Stated goal: Copy each line in the data that includes the word "points".

Data supplied:
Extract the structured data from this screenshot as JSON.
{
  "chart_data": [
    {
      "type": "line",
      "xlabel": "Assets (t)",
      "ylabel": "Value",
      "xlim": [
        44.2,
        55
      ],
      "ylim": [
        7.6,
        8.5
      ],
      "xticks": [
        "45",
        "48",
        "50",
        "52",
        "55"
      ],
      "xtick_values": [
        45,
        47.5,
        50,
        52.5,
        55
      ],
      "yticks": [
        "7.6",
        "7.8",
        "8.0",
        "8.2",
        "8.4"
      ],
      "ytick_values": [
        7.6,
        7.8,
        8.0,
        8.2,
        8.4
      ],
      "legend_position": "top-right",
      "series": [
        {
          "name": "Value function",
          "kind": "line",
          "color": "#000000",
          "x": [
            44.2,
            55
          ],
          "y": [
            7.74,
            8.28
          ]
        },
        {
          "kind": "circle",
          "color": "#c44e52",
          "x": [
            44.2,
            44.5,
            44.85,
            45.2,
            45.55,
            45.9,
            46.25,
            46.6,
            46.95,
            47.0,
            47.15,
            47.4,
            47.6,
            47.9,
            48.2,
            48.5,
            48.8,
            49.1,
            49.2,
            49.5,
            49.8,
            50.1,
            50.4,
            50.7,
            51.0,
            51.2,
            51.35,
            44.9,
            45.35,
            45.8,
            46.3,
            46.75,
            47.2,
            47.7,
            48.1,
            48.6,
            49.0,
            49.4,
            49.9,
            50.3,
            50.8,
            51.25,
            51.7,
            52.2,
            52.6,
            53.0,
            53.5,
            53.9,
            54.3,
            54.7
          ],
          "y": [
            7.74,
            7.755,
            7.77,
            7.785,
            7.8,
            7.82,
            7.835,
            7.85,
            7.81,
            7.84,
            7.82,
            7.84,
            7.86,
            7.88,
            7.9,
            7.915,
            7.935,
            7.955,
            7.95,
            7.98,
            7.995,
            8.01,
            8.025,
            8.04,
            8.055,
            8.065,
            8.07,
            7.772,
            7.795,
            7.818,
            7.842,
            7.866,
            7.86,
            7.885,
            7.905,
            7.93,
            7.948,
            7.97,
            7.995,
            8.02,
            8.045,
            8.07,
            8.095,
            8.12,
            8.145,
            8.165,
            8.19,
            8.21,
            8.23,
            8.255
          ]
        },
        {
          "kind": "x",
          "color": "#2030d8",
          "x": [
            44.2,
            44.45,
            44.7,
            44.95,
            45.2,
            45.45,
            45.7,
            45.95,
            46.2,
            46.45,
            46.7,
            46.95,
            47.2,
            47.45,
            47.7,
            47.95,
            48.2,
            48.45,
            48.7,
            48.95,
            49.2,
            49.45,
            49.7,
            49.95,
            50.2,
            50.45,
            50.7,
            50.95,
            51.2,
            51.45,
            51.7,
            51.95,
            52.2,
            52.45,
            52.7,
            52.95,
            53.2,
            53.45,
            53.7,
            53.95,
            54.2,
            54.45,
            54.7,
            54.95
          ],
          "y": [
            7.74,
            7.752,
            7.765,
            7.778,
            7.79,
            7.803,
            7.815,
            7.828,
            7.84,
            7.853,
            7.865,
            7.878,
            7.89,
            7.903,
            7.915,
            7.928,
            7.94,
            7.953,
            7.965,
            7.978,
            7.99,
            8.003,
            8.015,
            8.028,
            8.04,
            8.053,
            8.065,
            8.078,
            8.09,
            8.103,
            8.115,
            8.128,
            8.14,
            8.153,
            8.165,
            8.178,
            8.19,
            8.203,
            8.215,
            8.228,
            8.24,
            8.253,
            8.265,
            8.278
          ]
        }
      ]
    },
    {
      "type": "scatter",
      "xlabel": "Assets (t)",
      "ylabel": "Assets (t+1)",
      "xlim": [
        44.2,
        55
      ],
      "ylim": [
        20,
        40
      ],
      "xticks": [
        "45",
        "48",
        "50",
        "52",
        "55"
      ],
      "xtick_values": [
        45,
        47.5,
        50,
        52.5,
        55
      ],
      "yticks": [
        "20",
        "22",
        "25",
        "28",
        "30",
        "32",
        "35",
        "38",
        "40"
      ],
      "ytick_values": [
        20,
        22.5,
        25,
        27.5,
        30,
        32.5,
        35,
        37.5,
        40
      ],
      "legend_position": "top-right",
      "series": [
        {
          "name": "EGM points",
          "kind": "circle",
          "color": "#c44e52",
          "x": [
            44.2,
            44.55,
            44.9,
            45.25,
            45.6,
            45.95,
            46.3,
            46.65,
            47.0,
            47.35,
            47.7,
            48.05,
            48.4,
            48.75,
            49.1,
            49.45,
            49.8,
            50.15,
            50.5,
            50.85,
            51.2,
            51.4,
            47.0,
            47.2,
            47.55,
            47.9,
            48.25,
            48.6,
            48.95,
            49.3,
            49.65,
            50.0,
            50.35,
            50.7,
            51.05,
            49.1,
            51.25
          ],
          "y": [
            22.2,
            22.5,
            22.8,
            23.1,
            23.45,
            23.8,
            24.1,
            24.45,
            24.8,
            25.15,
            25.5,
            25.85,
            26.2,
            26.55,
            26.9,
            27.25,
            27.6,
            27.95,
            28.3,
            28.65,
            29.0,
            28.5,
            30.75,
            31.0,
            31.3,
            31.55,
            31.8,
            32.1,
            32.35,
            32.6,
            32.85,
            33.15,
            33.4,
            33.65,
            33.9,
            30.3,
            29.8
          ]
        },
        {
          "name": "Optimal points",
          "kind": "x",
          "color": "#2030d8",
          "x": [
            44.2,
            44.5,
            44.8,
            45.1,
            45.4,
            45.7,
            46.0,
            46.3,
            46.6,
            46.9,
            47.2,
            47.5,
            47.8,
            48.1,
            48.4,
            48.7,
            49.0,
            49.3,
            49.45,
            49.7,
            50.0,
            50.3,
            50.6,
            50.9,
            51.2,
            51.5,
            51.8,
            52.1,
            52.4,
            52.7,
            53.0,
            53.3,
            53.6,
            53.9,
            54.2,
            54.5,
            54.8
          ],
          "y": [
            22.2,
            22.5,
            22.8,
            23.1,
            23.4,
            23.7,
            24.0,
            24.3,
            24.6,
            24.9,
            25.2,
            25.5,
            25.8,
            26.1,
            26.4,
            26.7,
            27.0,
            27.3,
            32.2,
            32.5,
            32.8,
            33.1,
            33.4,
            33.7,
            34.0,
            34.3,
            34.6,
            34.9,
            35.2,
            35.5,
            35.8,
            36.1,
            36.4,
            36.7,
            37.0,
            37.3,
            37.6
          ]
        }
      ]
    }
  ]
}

---

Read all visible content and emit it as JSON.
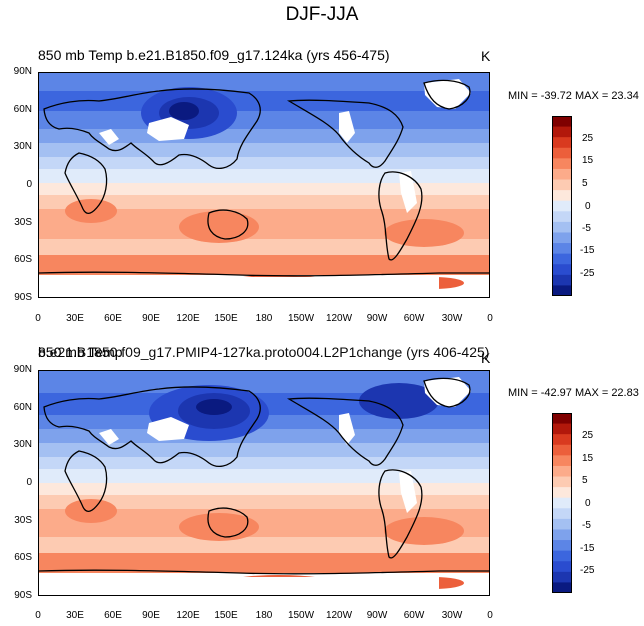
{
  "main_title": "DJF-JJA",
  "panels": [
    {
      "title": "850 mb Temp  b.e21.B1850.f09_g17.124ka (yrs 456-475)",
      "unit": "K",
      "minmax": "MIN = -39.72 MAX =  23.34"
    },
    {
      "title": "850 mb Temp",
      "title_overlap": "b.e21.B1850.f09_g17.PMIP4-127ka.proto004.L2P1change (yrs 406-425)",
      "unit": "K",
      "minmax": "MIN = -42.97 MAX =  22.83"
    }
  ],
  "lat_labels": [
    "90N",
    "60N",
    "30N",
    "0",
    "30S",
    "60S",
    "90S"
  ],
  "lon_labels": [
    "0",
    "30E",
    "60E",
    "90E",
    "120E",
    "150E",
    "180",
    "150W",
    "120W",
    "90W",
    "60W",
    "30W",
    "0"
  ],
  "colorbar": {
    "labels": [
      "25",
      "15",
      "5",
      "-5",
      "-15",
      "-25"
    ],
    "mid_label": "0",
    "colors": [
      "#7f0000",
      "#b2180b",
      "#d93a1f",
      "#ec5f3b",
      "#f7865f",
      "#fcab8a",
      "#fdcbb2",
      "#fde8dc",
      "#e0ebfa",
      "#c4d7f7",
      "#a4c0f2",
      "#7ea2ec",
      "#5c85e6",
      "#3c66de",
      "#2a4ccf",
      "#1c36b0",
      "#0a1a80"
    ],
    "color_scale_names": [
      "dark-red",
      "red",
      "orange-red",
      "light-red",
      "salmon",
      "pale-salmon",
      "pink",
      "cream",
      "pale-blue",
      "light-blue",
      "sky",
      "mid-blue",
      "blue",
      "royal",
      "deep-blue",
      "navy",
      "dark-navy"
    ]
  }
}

The output:
          "name": "EGM points",
          "name": "Optimal points",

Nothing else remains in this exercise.